PROVIDED RECORDS —

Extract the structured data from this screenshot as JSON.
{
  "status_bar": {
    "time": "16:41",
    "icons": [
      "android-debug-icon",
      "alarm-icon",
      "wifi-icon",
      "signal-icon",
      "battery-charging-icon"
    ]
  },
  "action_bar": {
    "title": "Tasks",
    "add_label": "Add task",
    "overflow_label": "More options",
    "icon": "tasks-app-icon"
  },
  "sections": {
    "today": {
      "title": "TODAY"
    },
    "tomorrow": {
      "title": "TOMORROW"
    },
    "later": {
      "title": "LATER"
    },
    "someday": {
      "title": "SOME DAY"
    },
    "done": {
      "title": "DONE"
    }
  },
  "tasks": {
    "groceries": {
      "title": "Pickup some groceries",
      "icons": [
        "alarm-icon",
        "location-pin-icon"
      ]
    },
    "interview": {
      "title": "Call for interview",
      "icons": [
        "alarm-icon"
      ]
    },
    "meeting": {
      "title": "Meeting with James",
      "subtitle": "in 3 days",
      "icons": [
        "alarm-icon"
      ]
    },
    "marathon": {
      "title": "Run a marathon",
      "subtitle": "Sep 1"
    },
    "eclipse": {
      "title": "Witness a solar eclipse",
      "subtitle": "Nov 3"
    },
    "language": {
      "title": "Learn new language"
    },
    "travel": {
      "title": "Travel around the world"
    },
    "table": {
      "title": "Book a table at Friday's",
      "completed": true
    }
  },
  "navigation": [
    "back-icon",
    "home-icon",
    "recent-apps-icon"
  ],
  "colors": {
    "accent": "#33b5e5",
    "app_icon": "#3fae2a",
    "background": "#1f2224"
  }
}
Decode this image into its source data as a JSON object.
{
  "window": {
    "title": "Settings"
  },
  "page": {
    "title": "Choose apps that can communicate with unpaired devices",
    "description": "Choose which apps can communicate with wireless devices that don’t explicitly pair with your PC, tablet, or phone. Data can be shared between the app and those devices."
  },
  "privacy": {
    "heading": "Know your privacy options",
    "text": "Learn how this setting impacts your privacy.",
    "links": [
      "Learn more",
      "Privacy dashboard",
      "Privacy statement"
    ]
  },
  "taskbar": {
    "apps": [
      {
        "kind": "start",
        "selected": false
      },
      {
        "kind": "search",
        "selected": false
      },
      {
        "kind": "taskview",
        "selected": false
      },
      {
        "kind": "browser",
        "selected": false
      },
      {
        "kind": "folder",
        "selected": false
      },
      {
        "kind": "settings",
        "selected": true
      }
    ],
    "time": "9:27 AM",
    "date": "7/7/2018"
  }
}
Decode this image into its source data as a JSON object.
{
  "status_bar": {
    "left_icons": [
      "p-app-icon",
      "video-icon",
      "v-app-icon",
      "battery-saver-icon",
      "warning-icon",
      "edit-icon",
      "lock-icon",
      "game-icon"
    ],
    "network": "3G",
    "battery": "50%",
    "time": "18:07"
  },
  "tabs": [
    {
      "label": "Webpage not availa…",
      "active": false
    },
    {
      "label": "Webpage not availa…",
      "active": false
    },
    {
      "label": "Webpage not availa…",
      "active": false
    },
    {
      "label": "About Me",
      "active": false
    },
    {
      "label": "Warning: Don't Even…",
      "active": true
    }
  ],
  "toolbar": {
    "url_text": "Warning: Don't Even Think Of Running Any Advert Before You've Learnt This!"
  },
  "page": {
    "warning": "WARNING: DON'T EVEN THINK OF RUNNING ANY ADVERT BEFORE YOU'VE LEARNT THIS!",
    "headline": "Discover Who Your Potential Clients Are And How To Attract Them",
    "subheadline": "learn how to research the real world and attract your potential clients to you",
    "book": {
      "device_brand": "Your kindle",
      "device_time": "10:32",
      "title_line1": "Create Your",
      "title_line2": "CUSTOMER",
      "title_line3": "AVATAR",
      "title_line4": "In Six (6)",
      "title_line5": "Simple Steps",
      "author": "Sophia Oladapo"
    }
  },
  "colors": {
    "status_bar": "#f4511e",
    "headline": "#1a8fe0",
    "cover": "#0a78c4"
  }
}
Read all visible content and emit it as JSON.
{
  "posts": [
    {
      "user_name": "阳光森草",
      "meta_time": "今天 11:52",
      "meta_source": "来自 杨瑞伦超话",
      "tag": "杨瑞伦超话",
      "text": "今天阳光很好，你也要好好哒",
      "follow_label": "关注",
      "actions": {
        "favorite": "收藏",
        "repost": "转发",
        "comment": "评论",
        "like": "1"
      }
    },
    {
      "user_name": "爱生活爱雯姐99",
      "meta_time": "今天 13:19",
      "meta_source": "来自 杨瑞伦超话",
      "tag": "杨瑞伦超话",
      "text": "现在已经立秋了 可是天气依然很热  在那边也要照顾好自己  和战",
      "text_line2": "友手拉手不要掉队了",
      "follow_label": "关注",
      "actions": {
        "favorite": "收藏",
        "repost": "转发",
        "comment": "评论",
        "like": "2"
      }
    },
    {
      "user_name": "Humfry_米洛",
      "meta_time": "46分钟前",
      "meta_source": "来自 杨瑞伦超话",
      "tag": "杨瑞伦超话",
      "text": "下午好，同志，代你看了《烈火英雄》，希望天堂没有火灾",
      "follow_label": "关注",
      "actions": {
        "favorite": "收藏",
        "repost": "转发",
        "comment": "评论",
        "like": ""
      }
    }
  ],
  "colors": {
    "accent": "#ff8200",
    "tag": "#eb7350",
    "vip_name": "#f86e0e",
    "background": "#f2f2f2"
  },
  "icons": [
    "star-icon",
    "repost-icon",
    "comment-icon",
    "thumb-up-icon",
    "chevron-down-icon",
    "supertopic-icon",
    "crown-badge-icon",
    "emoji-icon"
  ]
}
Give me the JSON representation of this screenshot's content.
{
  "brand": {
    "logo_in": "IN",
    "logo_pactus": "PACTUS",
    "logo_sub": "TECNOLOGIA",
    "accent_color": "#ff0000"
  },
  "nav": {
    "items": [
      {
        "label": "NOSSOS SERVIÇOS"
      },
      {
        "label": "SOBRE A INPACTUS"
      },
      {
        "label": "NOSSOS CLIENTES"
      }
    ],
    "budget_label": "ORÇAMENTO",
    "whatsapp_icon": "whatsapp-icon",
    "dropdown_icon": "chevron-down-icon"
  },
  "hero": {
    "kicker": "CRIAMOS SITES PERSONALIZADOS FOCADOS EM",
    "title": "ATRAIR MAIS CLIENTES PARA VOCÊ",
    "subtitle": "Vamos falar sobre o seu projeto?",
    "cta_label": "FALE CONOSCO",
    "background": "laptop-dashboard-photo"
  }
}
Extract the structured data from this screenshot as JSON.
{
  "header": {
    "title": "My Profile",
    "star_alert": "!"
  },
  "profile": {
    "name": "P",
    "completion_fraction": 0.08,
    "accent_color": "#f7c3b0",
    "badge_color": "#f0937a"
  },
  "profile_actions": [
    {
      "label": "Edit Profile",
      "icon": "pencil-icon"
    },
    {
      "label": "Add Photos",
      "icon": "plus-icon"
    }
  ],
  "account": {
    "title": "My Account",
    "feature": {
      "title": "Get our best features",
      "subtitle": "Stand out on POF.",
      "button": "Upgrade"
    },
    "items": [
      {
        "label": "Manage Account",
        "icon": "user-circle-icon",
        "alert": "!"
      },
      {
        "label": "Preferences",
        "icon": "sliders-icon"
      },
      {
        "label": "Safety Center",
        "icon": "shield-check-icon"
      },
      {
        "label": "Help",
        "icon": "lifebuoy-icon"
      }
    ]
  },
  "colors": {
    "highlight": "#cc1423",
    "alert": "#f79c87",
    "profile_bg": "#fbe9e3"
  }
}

WHAT NEEDS TO BE DONE —
Repeat the material above in full, keeping every word.

ANSWER IN FULL —
Extract the structured data from this screenshot as JSON.
{
  "status_bar": {
    "time": "16:41",
    "icons": [
      "android-debug-icon",
      "alarm-icon",
      "wifi-icon",
      "signal-icon",
      "battery-charging-icon"
    ]
  },
  "action_bar": {
    "title": "Tasks",
    "add_label": "Add task",
    "overflow_label": "More options",
    "icon": "tasks-app-icon"
  },
  "sections": {
    "today": {
      "title": "TODAY"
    },
    "tomorrow": {
      "title": "TOMORROW"
    },
    "later": {
      "title": "LATER"
    },
    "someday": {
      "title": "SOME DAY"
    },
    "done": {
      "title": "DONE"
    }
  },
  "tasks": {
    "groceries": {
      "title": "Pickup some groceries",
      "icons": [
        "alarm-icon",
        "location-pin-icon"
      ]
    },
    "interview": {
      "title": "Call for interview",
      "icons": [
        "alarm-icon"
      ]
    },
    "meeting": {
      "title": "Meeting with James",
      "subtitle": "in 3 days",
      "icons": [
        "alarm-icon"
      ]
    },
    "marathon": {
      "title": "Run a marathon",
      "subtitle": "Sep 1"
    },
    "eclipse": {
      "title": "Witness a solar eclipse",
      "subtitle": "Nov 3"
    },
    "language": {
      "title": "Learn new language"
    },
    "travel": {
      "title": "Travel around the world"
    },
    "table": {
      "title": "Book a table at Friday's",
      "completed": true
    }
  },
  "navigation": [
    "back-icon",
    "home-icon",
    "recent-apps-icon"
  ],
  "colors": {
    "accent": "#33b5e5",
    "app_icon": "#3fae2a",
    "background": "#1f2224"
  }
}
Decode this image into its source data as a JSON object.
{
  "window": {
    "title": "Settings"
  },
  "page": {
    "title": "Choose apps that can communicate with unpaired devices",
    "description": "Choose which apps can communicate with wireless devices that don’t explicitly pair with your PC, tablet, or phone. Data can be shared between the app and those devices."
  },
  "privacy": {
    "heading": "Know your privacy options",
    "text": "Learn how this setting impacts your privacy.",
    "links": [
      "Learn more",
      "Privacy dashboard",
      "Privacy statement"
    ]
  },
  "taskbar": {
    "apps": [
      {
        "kind": "start",
        "selected": false
      },
      {
        "kind": "search",
        "selected": false
      },
      {
        "kind": "taskview",
        "selected": false
      },
      {
        "kind": "browser",
        "selected": false
      },
      {
        "kind": "folder",
        "selected": false
      },
      {
        "kind": "settings",
        "selected": true
      }
    ],
    "time": "9:27 AM",
    "date": "7/7/2018"
  }
}
Decode this image into its source data as a JSON object.
{
  "status_bar": {
    "left_icons": [
      "p-app-icon",
      "video-icon",
      "v-app-icon",
      "battery-saver-icon",
      "warning-icon",
      "edit-icon",
      "lock-icon",
      "game-icon"
    ],
    "network": "3G",
    "battery": "50%",
    "time": "18:07"
  },
  "tabs": [
    {
      "label": "Webpage not availa…",
      "active": false
    },
    {
      "label": "Webpage not availa…",
      "active": false
    },
    {
      "label": "Webpage not availa…",
      "active": false
    },
    {
      "label": "About Me",
      "active": false
    },
    {
      "label": "Warning: Don't Even…",
      "active": true
    }
  ],
  "toolbar": {
    "url_text": "Warning: Don't Even Think Of Running Any Advert Before You've Learnt This!"
  },
  "page": {
    "warning": "WARNING: DON'T EVEN THINK OF RUNNING ANY ADVERT BEFORE YOU'VE LEARNT THIS!",
    "headline": "Discover Who Your Potential Clients Are And How To Attract Them",
    "subheadline": "learn how to research the real world and attract your potential clients to you",
    "book": {
      "device_brand": "Your kindle",
      "device_time": "10:32",
      "title_line1": "Create Your",
      "title_line2": "CUSTOMER",
      "title_line3": "AVATAR",
      "title_line4": "In Six (6)",
      "title_line5": "Simple Steps",
      "author": "Sophia Oladapo"
    }
  },
  "colors": {
    "status_bar": "#f4511e",
    "headline": "#1a8fe0",
    "cover": "#0a78c4"
  }
}
Read all visible content and emit it as JSON.
{
  "posts": [
    {
      "user_name": "阳光森草",
      "meta_time": "今天 11:52",
      "meta_source": "来自 杨瑞伦超话",
      "tag": "杨瑞伦超话",
      "text": "今天阳光很好，你也要好好哒",
      "follow_label": "关注",
      "actions": {
        "favorite": "收藏",
        "repost": "转发",
        "comment": "评论",
        "like": "1"
      }
    },
    {
      "user_name": "爱生活爱雯姐99",
      "meta_time": "今天 13:19",
      "meta_source": "来自 杨瑞伦超话",
      "tag": "杨瑞伦超话",
      "text": "现在已经立秋了 可是天气依然很热  在那边也要照顾好自己  和战",
      "text_line2": "友手拉手不要掉队了",
      "follow_label": "关注",
      "actions": {
        "favorite": "收藏",
        "repost": "转发",
        "comment": "评论",
        "like": "2"
      }
    },
    {
      "user_name": "Humfry_米洛",
      "meta_time": "46分钟前",
      "meta_source": "来自 杨瑞伦超话",
      "tag": "杨瑞伦超话",
      "text": "下午好，同志，代你看了《烈火英雄》，希望天堂没有火灾",
      "follow_label": "关注",
      "actions": {
        "favorite": "收藏",
        "repost": "转发",
        "comment": "评论",
        "like": ""
      }
    }
  ],
  "colors": {
    "accent": "#ff8200",
    "tag": "#eb7350",
    "vip_name": "#f86e0e",
    "background": "#f2f2f2"
  },
  "icons": [
    "star-icon",
    "repost-icon",
    "comment-icon",
    "thumb-up-icon",
    "chevron-down-icon",
    "supertopic-icon",
    "crown-badge-icon",
    "emoji-icon"
  ]
}
Give me the JSON representation of this screenshot's content.
{
  "brand": {
    "logo_in": "IN",
    "logo_pactus": "PACTUS",
    "logo_sub": "TECNOLOGIA",
    "accent_color": "#ff0000"
  },
  "nav": {
    "items": [
      {
        "label": "NOSSOS SERVIÇOS"
      },
      {
        "label": "SOBRE A INPACTUS"
      },
      {
        "label": "NOSSOS CLIENTES"
      }
    ],
    "budget_label": "ORÇAMENTO",
    "whatsapp_icon": "whatsapp-icon",
    "dropdown_icon": "chevron-down-icon"
  },
  "hero": {
    "kicker": "CRIAMOS SITES PERSONALIZADOS FOCADOS EM",
    "title": "ATRAIR MAIS CLIENTES PARA VOCÊ",
    "subtitle": "Vamos falar sobre o seu projeto?",
    "cta_label": "FALE CONOSCO",
    "background": "laptop-dashboard-photo"
  }
}
Extract the structured data from this screenshot as JSON.
{
  "header": {
    "title": "My Profile",
    "star_alert": "!"
  },
  "profile": {
    "name": "P",
    "completion_fraction": 0.08,
    "accent_color": "#f7c3b0",
    "badge_color": "#f0937a"
  },
  "profile_actions": [
    {
      "label": "Edit Profile",
      "icon": "pencil-icon"
    },
    {
      "label": "Add Photos",
      "icon": "plus-icon"
    }
  ],
  "account": {
    "title": "My Account",
    "feature": {
      "title": "Get our best features",
      "subtitle": "Stand out on POF.",
      "button": "Upgrade"
    },
    "items": [
      {
        "label": "Manage Account",
        "icon": "user-circle-icon",
        "alert": "!"
      },
      {
        "label": "Preferences",
        "icon": "sliders-icon"
      },
      {
        "label": "Safety Center",
        "icon": "shield-check-icon"
      },
      {
        "label": "Help",
        "icon": "lifebuoy-icon"
      }
    ]
  },
  "colors": {
    "highlight": "#cc1423",
    "alert": "#f79c87",
    "profile_bg": "#fbe9e3"
  }
}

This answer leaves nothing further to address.